▶ **SUPPLIED INFORMATION**:
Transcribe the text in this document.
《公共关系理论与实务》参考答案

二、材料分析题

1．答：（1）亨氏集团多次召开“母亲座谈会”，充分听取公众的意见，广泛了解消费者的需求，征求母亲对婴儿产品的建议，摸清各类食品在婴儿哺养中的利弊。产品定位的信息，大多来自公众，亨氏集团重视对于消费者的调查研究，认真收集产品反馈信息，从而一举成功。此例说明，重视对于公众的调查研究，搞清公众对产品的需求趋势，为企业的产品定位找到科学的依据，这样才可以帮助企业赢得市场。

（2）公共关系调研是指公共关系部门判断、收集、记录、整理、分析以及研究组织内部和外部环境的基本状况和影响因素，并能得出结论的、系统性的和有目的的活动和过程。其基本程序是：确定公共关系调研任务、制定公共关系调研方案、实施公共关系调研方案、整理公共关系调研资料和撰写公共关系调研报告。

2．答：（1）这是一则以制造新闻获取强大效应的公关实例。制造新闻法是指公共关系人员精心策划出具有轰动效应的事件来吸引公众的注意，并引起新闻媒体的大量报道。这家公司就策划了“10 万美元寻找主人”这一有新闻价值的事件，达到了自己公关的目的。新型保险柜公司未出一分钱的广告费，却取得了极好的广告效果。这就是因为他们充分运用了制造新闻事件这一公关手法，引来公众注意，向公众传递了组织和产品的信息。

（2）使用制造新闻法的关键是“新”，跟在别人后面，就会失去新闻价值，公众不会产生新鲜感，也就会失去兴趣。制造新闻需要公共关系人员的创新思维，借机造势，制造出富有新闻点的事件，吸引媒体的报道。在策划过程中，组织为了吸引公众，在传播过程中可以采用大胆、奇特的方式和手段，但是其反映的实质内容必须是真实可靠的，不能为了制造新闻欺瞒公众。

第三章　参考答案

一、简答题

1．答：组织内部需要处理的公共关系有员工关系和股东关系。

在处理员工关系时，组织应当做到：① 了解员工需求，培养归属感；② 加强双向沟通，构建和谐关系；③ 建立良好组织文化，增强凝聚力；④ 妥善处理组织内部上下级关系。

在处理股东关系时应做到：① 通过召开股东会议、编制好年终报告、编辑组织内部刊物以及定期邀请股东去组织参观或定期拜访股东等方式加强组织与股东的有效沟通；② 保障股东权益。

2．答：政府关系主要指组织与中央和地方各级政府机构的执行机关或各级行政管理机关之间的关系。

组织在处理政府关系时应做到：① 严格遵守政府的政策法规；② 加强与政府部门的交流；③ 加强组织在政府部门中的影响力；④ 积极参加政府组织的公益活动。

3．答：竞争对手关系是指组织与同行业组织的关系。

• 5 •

▶ **EXERCISE TASK**:
Quote the data in full, keeping each word unchanged.

▶ **FINAL ANSWER**:
Transcribe the text in this document.
《公共关系理论与实务》参考答案

二、材料分析题

1．答：（1）亨氏集团多次召开“母亲座谈会”，充分听取公众的意见，广泛了解消费者的需求，征求母亲对婴儿产品的建议，摸清各类食品在婴儿哺养中的利弊。产品定位的信息，大多来自公众，亨氏集团重视对于消费者的调查研究，认真收集产品反馈信息，从而一举成功。此例说明，重视对于公众的调查研究，搞清公众对产品的需求趋势，为企业的产品定位找到科学的依据，这样才可以帮助企业赢得市场。

（2）公共关系调研是指公共关系部门判断、收集、记录、整理、分析以及研究组织内部和外部环境的基本状况和影响因素，并能得出结论的、系统性的和有目的的活动和过程。其基本程序是：确定公共关系调研任务、制定公共关系调研方案、实施公共关系调研方案、整理公共关系调研资料和撰写公共关系调研报告。

2．答：（1）这是一则以制造新闻获取强大效应的公关实例。制造新闻法是指公共关系人员精心策划出具有轰动效应的事件来吸引公众的注意，并引起新闻媒体的大量报道。这家公司就策划了“10 万美元寻找主人”这一有新闻价值的事件，达到了自己公关的目的。新型保险柜公司未出一分钱的广告费，却取得了极好的广告效果。这就是因为他们充分运用了制造新闻事件这一公关手法，引来公众注意，向公众传递了组织和产品的信息。

（2）使用制造新闻法的关键是“新”，跟在别人后面，就会失去新闻价值，公众不会产生新鲜感，也就会失去兴趣。制造新闻需要公共关系人员的创新思维，借机造势，制造出富有新闻点的事件，吸引媒体的报道。在策划过程中，组织为了吸引公众，在传播过程中可以采用大胆、奇特的方式和手段，但是其反映的实质内容必须是真实可靠的，不能为了制造新闻欺瞒公众。

第三章　参考答案

一、简答题

1．答：组织内部需要处理的公共关系有员工关系和股东关系。

在处理员工关系时，组织应当做到：① 了解员工需求，培养归属感；② 加强双向沟通，构建和谐关系；③ 建立良好组织文化，增强凝聚力；④ 妥善处理组织内部上下级关系。

在处理股东关系时应做到：① 通过召开股东会议、编制好年终报告、编辑组织内部刊物以及定期邀请股东去组织参观或定期拜访股东等方式加强组织与股东的有效沟通；② 保障股东权益。

2．答：政府关系主要指组织与中央和地方各级政府机构的执行机关或各级行政管理机关之间的关系。

组织在处理政府关系时应做到：① 严格遵守政府的政策法规；② 加强与政府部门的交流；③ 加强组织在政府部门中的影响力；④ 积极参加政府组织的公益活动。

3．答：竞争对手关系是指组织与同行业组织的关系。

• 5 •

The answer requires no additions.